Please transcribe the data below exactly. Leave the pictures out.
━━━ DATA LISTING
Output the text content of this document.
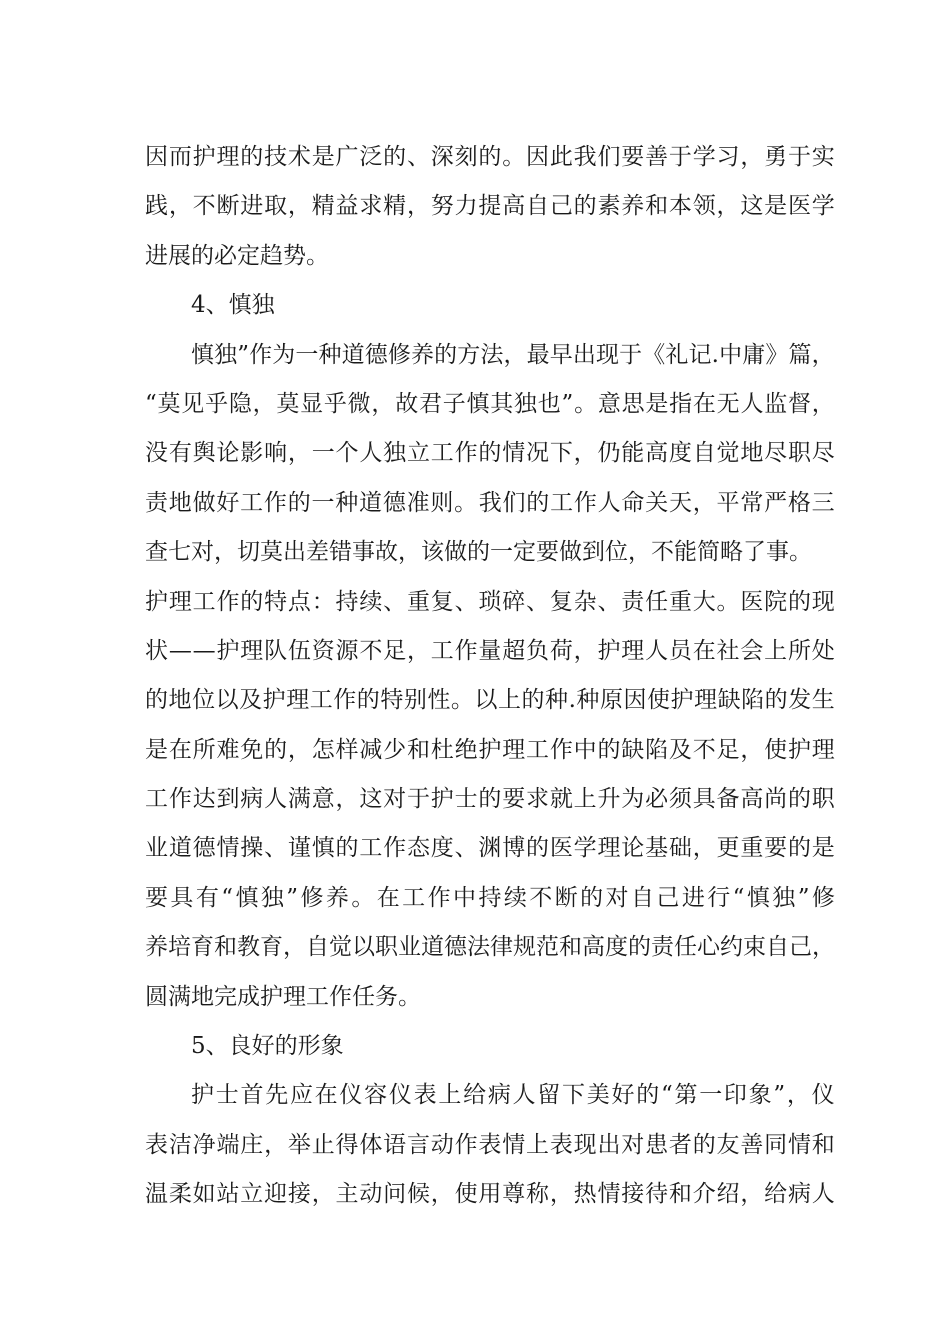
因 而 护 理 的 技 术 是 广 泛 的 、 深 刻 的 。 因 此 我 们 要 善 于 学 习 ， 勇 于 实
践 ， 不 断 进 取 ， 精 益 求 精 ， 努 力 提 高 自 己 的 素 养 和 本 领 ， 这 是 医 学
进展的必定趋势。
4、慎独
慎 独 ” 作 为 一 种 道 德 修 养 的 方 法 ， 最 早 出 现 于 《 礼 记 . 中 庸 》 篇 ，
“ 莫 见 乎 隐 ， 莫 显 乎 微 ， 故 君 子 慎 其 独 也 ” 。 意 思 是 指 在 无 人 监 督 ，
没 有 舆 论 影 响 ， 一 个 人 独 立 工 作 的 情 况 下 ， 仍 能 高 度 自 觉 地 尽 职 尽
责 地 做 好 工 作 的 一 种 道 德 准 则 。 我 们 的 工 作 人 命 关 天 ， 平 常 严 格 三
查七对，切莫出差错事故，该做的一定要做到位，不能简略了事。
护 理 工 作 的 特 点 ： 持 续 、 重 复 、 琐 碎 、 复 杂 、 责 任 重 大 。 医 院 的 现
状 — — 护 理 队 伍 资 源 不 足 ， 工 作 量 超 负 荷 ， 护 理 人 员 在 社 会 上 所 处
的 地 位 以 及 护 理 工 作 的 特 别 性 。 以 上 的 种 . 种 原 因 使 护 理 缺 陷 的 发 生
是 在 所 难 免 的 ， 怎 样 减 少 和 杜 绝 护 理 工 作 中 的 缺 陷 及 不 足 ， 使 护 理
工 作 达 到 病 人 满 意 ， 这 对 于 护 士 的 要 求 就 上 升 为 必 须 具 备 高 尚 的 职
业 道 德 情 操 、 谨 慎 的 工 作 态 度 、 渊 博 的 医 学 理 论 基 础 ， 更 重 要 的 是
要 具 有 “ 慎 独 ” 修 养 。 在 工 作 中 持 续 不 断 的 对 自 己 进 行 “ 慎 独 ” 修
养 培 育 和 教 育 ， 自 觉 以 职 业 道 德 法 律 规 范 和 高 度 的 责 任 心 约 束 自 己 ，
圆满地完成护理工作任务。
5、良好的形象
护 士 首 先 应 在 仪 容 仪 表 上 给 病 人 留 下 美 好 的 “ 第 一 印 象 ” ， 仪
表 洁 净 端 庄 ， 举 止 得 体 语 言 动 作 表 情 上 表 现 出 对 患 者 的 友 善 同 情 和
温 柔 如 站 立 迎 接 ， 主 动 问 候 ， 使 用 尊 称 ， 热 情 接 待 和 介 绍 ， 给 病 人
━━━━━━
### WRITTEN RESPONSE
Output the text content of this document.
因 而 护 理 的 技 术 是 广 泛 的 、 深 刻 的 。 因 此 我 们 要 善 于 学 习 ， 勇 于 实
践 ， 不 断 进 取 ， 精 益 求 精 ， 努 力 提 高 自 己 的 素 养 和 本 领 ， 这 是 医 学
进展的必定趋势。
4、慎独
慎 独 ” 作 为 一 种 道 德 修 养 的 方 法 ， 最 早 出 现 于 《 礼 记 . 中 庸 》 篇 ，
“ 莫 见 乎 隐 ， 莫 显 乎 微 ， 故 君 子 慎 其 独 也 ” 。 意 思 是 指 在 无 人 监 督 ，
没 有 舆 论 影 响 ， 一 个 人 独 立 工 作 的 情 况 下 ， 仍 能 高 度 自 觉 地 尽 职 尽
责 地 做 好 工 作 的 一 种 道 德 准 则 。 我 们 的 工 作 人 命 关 天 ， 平 常 严 格 三
查七对，切莫出差错事故，该做的一定要做到位，不能简略了事。
护 理 工 作 的 特 点 ： 持 续 、 重 复 、 琐 碎 、 复 杂 、 责 任 重 大 。 医 院 的 现
状 — — 护 理 队 伍 资 源 不 足 ， 工 作 量 超 负 荷 ， 护 理 人 员 在 社 会 上 所 处
的 地 位 以 及 护 理 工 作 的 特 别 性 。 以 上 的 种 . 种 原 因 使 护 理 缺 陷 的 发 生
是 在 所 难 免 的 ， 怎 样 减 少 和 杜 绝 护 理 工 作 中 的 缺 陷 及 不 足 ， 使 护 理
工 作 达 到 病 人 满 意 ， 这 对 于 护 士 的 要 求 就 上 升 为 必 须 具 备 高 尚 的 职
业 道 德 情 操 、 谨 慎 的 工 作 态 度 、 渊 博 的 医 学 理 论 基 础 ， 更 重 要 的 是
要 具 有 “ 慎 独 ” 修 养 。 在 工 作 中 持 续 不 断 的 对 自 己 进 行 “ 慎 独 ” 修
养 培 育 和 教 育 ， 自 觉 以 职 业 道 德 法 律 规 范 和 高 度 的 责 任 心 约 束 自 己 ，
圆满地完成护理工作任务。
5、良好的形象
护 士 首 先 应 在 仪 容 仪 表 上 给 病 人 留 下 美 好 的 “ 第 一 印 象 ” ， 仪
表 洁 净 端 庄 ， 举 止 得 体 语 言 动 作 表 情 上 表 现 出 对 患 者 的 友 善 同 情 和
温 柔 如 站 立 迎 接 ， 主 动 问 候 ， 使 用 尊 称 ， 热 情 接 待 和 介 绍 ， 给 病 人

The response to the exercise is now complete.